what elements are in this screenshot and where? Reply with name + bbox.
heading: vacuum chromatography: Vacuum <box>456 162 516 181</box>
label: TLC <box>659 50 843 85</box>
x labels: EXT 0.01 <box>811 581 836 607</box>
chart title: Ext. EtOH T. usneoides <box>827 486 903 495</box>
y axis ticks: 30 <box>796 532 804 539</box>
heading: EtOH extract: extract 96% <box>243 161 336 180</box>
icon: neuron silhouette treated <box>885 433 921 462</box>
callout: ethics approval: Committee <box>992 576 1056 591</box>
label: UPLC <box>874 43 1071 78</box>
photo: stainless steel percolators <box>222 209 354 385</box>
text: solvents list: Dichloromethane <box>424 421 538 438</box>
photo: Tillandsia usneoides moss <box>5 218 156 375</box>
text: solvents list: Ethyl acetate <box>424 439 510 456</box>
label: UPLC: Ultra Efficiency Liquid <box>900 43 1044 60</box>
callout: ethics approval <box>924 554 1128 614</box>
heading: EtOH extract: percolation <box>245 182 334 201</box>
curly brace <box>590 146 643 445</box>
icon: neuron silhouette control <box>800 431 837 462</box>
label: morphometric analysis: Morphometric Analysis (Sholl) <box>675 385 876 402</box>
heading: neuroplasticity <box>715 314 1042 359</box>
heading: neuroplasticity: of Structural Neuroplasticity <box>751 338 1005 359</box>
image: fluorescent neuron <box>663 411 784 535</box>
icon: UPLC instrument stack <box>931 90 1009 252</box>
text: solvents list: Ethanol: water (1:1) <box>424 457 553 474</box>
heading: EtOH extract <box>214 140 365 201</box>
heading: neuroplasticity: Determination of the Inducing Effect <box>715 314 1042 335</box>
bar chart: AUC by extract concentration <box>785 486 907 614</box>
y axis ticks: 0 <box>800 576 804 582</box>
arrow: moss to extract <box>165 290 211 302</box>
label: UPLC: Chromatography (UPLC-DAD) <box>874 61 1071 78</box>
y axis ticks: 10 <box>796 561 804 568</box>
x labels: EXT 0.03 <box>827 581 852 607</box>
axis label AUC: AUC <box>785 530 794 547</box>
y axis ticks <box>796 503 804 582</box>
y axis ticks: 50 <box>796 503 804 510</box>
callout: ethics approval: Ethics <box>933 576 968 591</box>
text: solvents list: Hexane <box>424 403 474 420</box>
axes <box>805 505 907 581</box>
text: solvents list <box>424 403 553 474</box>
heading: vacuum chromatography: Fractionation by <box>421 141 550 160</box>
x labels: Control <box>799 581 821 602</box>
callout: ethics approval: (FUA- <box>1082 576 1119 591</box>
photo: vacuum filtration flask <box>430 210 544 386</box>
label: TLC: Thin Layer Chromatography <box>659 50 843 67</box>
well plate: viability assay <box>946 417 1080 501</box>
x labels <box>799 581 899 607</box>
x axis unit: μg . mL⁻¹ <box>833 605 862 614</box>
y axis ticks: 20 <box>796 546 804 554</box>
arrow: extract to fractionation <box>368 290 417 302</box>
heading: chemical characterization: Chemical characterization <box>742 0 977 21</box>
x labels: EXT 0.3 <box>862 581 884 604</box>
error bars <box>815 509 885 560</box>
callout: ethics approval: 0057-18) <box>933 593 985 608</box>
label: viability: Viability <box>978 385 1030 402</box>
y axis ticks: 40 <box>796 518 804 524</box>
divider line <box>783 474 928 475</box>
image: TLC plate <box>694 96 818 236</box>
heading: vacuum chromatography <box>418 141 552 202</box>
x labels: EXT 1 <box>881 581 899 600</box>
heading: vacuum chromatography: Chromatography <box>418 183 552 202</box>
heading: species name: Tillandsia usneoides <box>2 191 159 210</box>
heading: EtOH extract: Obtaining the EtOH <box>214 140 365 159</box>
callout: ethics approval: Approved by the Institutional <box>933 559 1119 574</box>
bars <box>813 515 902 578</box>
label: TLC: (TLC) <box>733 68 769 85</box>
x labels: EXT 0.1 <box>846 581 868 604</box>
────────────────────────────────────────
# [Exercise]
Down to the last line, reproduce the entries above precisely.

# [Solution]
what elements are in this screenshot and where? Reply with name + bbox.
heading: vacuum chromatography: Vacuum <box>456 162 516 181</box>
label: TLC <box>659 50 843 85</box>
x labels: EXT 0.01 <box>811 581 836 607</box>
chart title: Ext. EtOH T. usneoides <box>827 486 903 495</box>
y axis ticks: 30 <box>796 532 804 539</box>
heading: EtOH extract: extract 96% <box>243 161 336 180</box>
icon: neuron silhouette treated <box>885 433 921 462</box>
callout: ethics approval: Committee <box>992 576 1056 591</box>
label: UPLC <box>874 43 1071 78</box>
photo: stainless steel percolators <box>222 209 354 385</box>
text: solvents list: Dichloromethane <box>424 421 538 438</box>
photo: Tillandsia usneoides moss <box>5 218 156 375</box>
text: solvents list: Ethyl acetate <box>424 439 510 456</box>
label: UPLC: Ultra Efficiency Liquid <box>900 43 1044 60</box>
callout: ethics approval <box>924 554 1128 614</box>
heading: EtOH extract: percolation <box>245 182 334 201</box>
curly brace <box>590 146 643 445</box>
icon: neuron silhouette control <box>800 431 837 462</box>
label: morphometric analysis: Morphometric Analysis (Sholl) <box>675 385 876 402</box>
heading: neuroplasticity <box>715 314 1042 359</box>
heading: neuroplasticity: of Structural Neuroplasticity <box>751 338 1005 359</box>
image: fluorescent neuron <box>663 411 784 535</box>
icon: UPLC instrument stack <box>931 90 1009 252</box>
text: solvents list: Ethanol: water (1:1) <box>424 457 553 474</box>
heading: EtOH extract <box>214 140 365 201</box>
heading: neuroplasticity: Determination of the Inducing Effect <box>715 314 1042 335</box>
bar chart: AUC by extract concentration <box>785 486 907 614</box>
y axis ticks: 0 <box>800 576 804 582</box>
arrow: moss to extract <box>165 290 211 302</box>
label: UPLC: Chromatography (UPLC-DAD) <box>874 61 1071 78</box>
y axis ticks: 10 <box>796 561 804 568</box>
x labels: EXT 0.03 <box>827 581 852 607</box>
axis label AUC: AUC <box>785 530 794 547</box>
y axis ticks <box>796 503 804 582</box>
y axis ticks: 50 <box>796 503 804 510</box>
callout: ethics approval: Ethics <box>933 576 968 591</box>
text: solvents list: Hexane <box>424 403 474 420</box>
axes <box>805 505 907 581</box>
text: solvents list <box>424 403 553 474</box>
heading: vacuum chromatography: Fractionation by <box>421 141 550 160</box>
x labels: Control <box>799 581 821 602</box>
callout: ethics approval: (FUA- <box>1082 576 1119 591</box>
photo: vacuum filtration flask <box>430 210 544 386</box>
label: TLC: Thin Layer Chromatography <box>659 50 843 67</box>
well plate: viability assay <box>946 417 1080 501</box>
x labels <box>799 581 899 607</box>
x axis unit: μg . mL⁻¹ <box>833 605 862 614</box>
y axis ticks: 20 <box>796 546 804 554</box>
arrow: extract to fractionation <box>368 290 417 302</box>
heading: chemical characterization: Chemical characterization <box>742 0 977 21</box>
x labels: EXT 0.3 <box>862 581 884 604</box>
error bars <box>815 509 885 560</box>
callout: ethics approval: 0057-18) <box>933 593 985 608</box>
label: viability: Viability <box>978 385 1030 402</box>
y axis ticks: 40 <box>796 518 804 524</box>
divider line <box>783 474 928 475</box>
image: TLC plate <box>694 96 818 236</box>
heading: vacuum chromatography <box>418 141 552 202</box>
x labels: EXT 1 <box>881 581 899 600</box>
heading: vacuum chromatography: Chromatography <box>418 183 552 202</box>
heading: species name: Tillandsia usneoides <box>2 191 159 210</box>
heading: EtOH extract: Obtaining the EtOH <box>214 140 365 159</box>
callout: ethics approval: Approved by the Institutional <box>933 559 1119 574</box>
bars <box>813 515 902 578</box>
label: TLC: (TLC) <box>733 68 769 85</box>
x labels: EXT 0.1 <box>846 581 868 604</box>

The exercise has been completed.